==== Dataset records

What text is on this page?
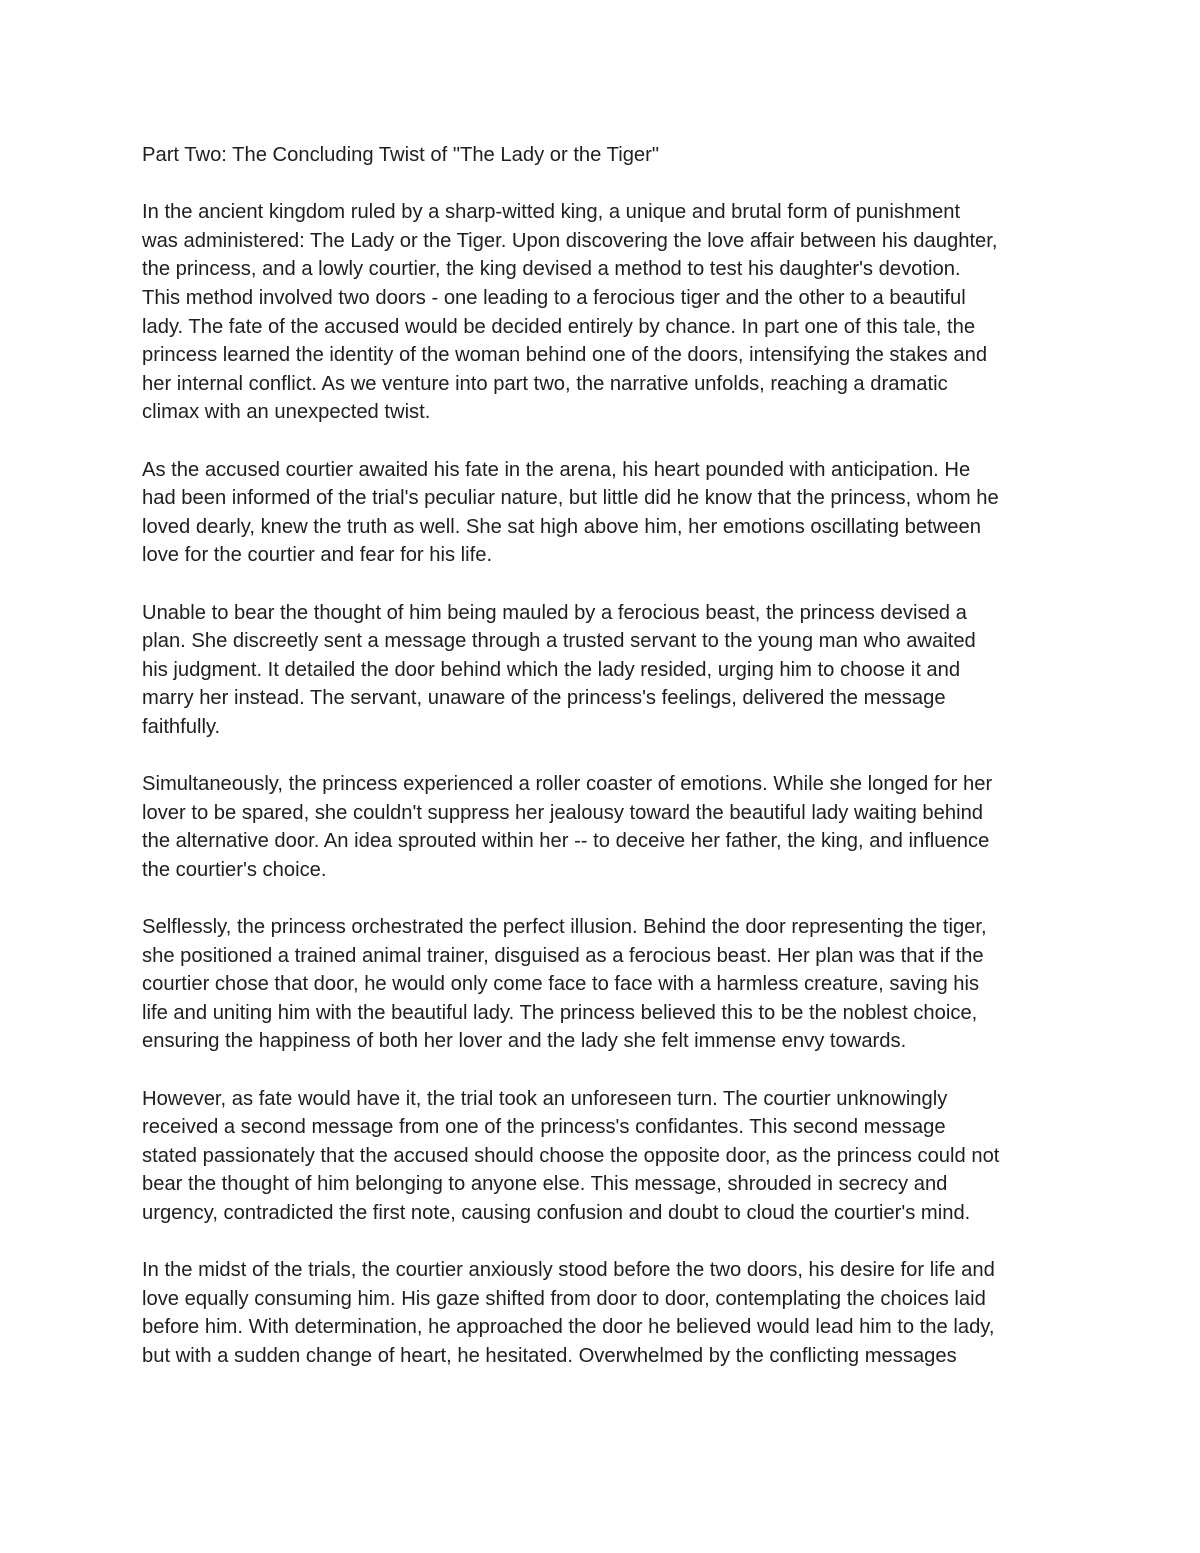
Part Two: The Concluding Twist of "The Lady or the Tiger"
In the ancient kingdom ruled by a sharp-witted king, a unique and brutal form of punishment
was administered: The Lady or the Tiger. Upon discovering the love affair between his daughter,
the princess, and a lowly courtier, the king devised a method to test his daughter's devotion.
This method involved two doors - one leading to a ferocious tiger and the other to a beautiful
lady. The fate of the accused would be decided entirely by chance. In part one of this tale, the
princess learned the identity of the woman behind one of the doors, intensifying the stakes and
her internal conflict. As we venture into part two, the narrative unfolds, reaching a dramatic
climax with an unexpected twist.
As the accused courtier awaited his fate in the arena, his heart pounded with anticipation. He
had been informed of the trial's peculiar nature, but little did he know that the princess, whom he
loved dearly, knew the truth as well. She sat high above him, her emotions oscillating between
love for the courtier and fear for his life.
Unable to bear the thought of him being mauled by a ferocious beast, the princess devised a
plan. She discreetly sent a message through a trusted servant to the young man who awaited
his judgment. It detailed the door behind which the lady resided, urging him to choose it and
marry her instead. The servant, unaware of the princess's feelings, delivered the message
faithfully.
Simultaneously, the princess experienced a roller coaster of emotions. While she longed for her
lover to be spared, she couldn't suppress her jealousy toward the beautiful lady waiting behind
the alternative door. An idea sprouted within her -- to deceive her father, the king, and influence
the courtier's choice.
Selflessly, the princess orchestrated the perfect illusion. Behind the door representing the tiger,
she positioned a trained animal trainer, disguised as a ferocious beast. Her plan was that if the
courtier chose that door, he would only come face to face with a harmless creature, saving his
life and uniting him with the beautiful lady. The princess believed this to be the noblest choice,
ensuring the happiness of both her lover and the lady she felt immense envy towards.
However, as fate would have it, the trial took an unforeseen turn. The courtier unknowingly
received a second message from one of the princess's confidantes. This second message
stated passionately that the accused should choose the opposite door, as the princess could not
bear the thought of him belonging to anyone else. This message, shrouded in secrecy and
urgency, contradicted the first note, causing confusion and doubt to cloud the courtier's mind.
In the midst of the trials, the courtier anxiously stood before the two doors, his desire for life and
love equally consuming him. His gaze shifted from door to door, contemplating the choices laid
before him. With determination, he approached the door he believed would lead him to the lady,
but with a sudden change of heart, he hesitated. Overwhelmed by the conflicting messages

========

__Exercise description__:
All of the material above is to be copied exactly, except for its images.

__The completed task__:
What text is on this page?
Part Two: The Concluding Twist of "The Lady or the Tiger"
In the ancient kingdom ruled by a sharp-witted king, a unique and brutal form of punishment
was administered: The Lady or the Tiger. Upon discovering the love affair between his daughter,
the princess, and a lowly courtier, the king devised a method to test his daughter's devotion.
This method involved two doors - one leading to a ferocious tiger and the other to a beautiful
lady. The fate of the accused would be decided entirely by chance. In part one of this tale, the
princess learned the identity of the woman behind one of the doors, intensifying the stakes and
her internal conflict. As we venture into part two, the narrative unfolds, reaching a dramatic
climax with an unexpected twist.
As the accused courtier awaited his fate in the arena, his heart pounded with anticipation. He
had been informed of the trial's peculiar nature, but little did he know that the princess, whom he
loved dearly, knew the truth as well. She sat high above him, her emotions oscillating between
love for the courtier and fear for his life.
Unable to bear the thought of him being mauled by a ferocious beast, the princess devised a
plan. She discreetly sent a message through a trusted servant to the young man who awaited
his judgment. It detailed the door behind which the lady resided, urging him to choose it and
marry her instead. The servant, unaware of the princess's feelings, delivered the message
faithfully.
Simultaneously, the princess experienced a roller coaster of emotions. While she longed for her
lover to be spared, she couldn't suppress her jealousy toward the beautiful lady waiting behind
the alternative door. An idea sprouted within her -- to deceive her father, the king, and influence
the courtier's choice.
Selflessly, the princess orchestrated the perfect illusion. Behind the door representing the tiger,
she positioned a trained animal trainer, disguised as a ferocious beast. Her plan was that if the
courtier chose that door, he would only come face to face with a harmless creature, saving his
life and uniting him with the beautiful lady. The princess believed this to be the noblest choice,
ensuring the happiness of both her lover and the lady she felt immense envy towards.
However, as fate would have it, the trial took an unforeseen turn. The courtier unknowingly
received a second message from one of the princess's confidantes. This second message
stated passionately that the accused should choose the opposite door, as the princess could not
bear the thought of him belonging to anyone else. This message, shrouded in secrecy and
urgency, contradicted the first note, causing confusion and doubt to cloud the courtier's mind.
In the midst of the trials, the courtier anxiously stood before the two doors, his desire for life and
love equally consuming him. His gaze shifted from door to door, contemplating the choices laid
before him. With determination, he approached the door he believed would lead him to the lady,
but with a sudden change of heart, he hesitated. Overwhelmed by the conflicting messages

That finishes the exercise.